╭─ STORED RECORDS

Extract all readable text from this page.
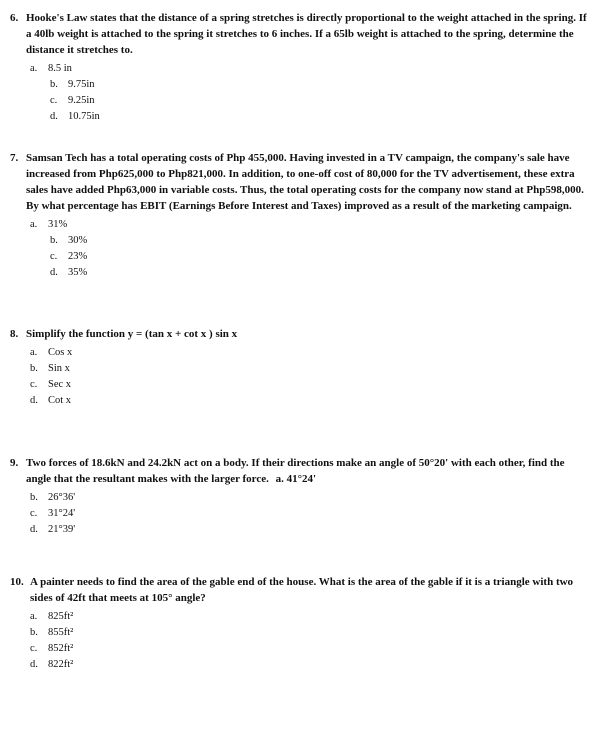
6. Hooke's Law states that the distance of a spring stretches is directly proportional to the weight attached in the spring. If a 40lb weight is attached to the spring it stretches to 6 inches. If a 65lb weight is attached to the spring, determine the distance it stretches to.
a.	8.5 in
b. 9.75in
c.	9.25in
d. 10.75in
7. Samsan Tech has a total operating costs of Php 455,000. Having invested in a TV campaign, the company's sale have increased from Php625,000 to Php821,000. In addition, to one-off cost of 80,000 for the TV advertisement, these extra sales have added Php63,000 in variable costs. Thus, the total operating costs for the company now stand at Php598,000. By what percentage has EBIT (Earnings Before Interest and Taxes) improved as a result of the marketing campaign.
a.	31%
b. 30%
c.	23%
d. 35%
8. Simplify the function y = (tan x + cot x ) sin x
a.	Cos x
b. Sin x
c.	Sec x
d. Cot x
9. Two forces of 18.6kN and 24.2kN act on a body. If their directions make an angle of 50°20' with each other, find the angle that the resultant makes with the larger force. a. 41°24'
b. 26°36'
c.	31°24'
d. 21°39'
10. A painter needs to find the area of the gable end of the house. What is the area of the gable if it is a triangle with two sides of 42ft that meets at 105° angle?
a.	825ft²
b. 855ft²
c.	852ft²
d. 822ft²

╰─

> [TASK GOAL]: Pick out all lines containing the string "from".

> [TASK ANSWER]:
Extract all readable text from this page.
7. Samsan Tech has a total operating costs of Php 455,000. Having invested in a TV campaign, the company's sale have increased from Php625,000 to Php821,000. In addition, to one-off cost of 80,000 for the TV advertisement, these extra sales have added Php63,000 in variable costs. Thus, the total operating costs for the company now stand at Php598,000. By what percentage has EBIT (Earnings Before Interest and Taxes) improved as a result of the marketing campaign.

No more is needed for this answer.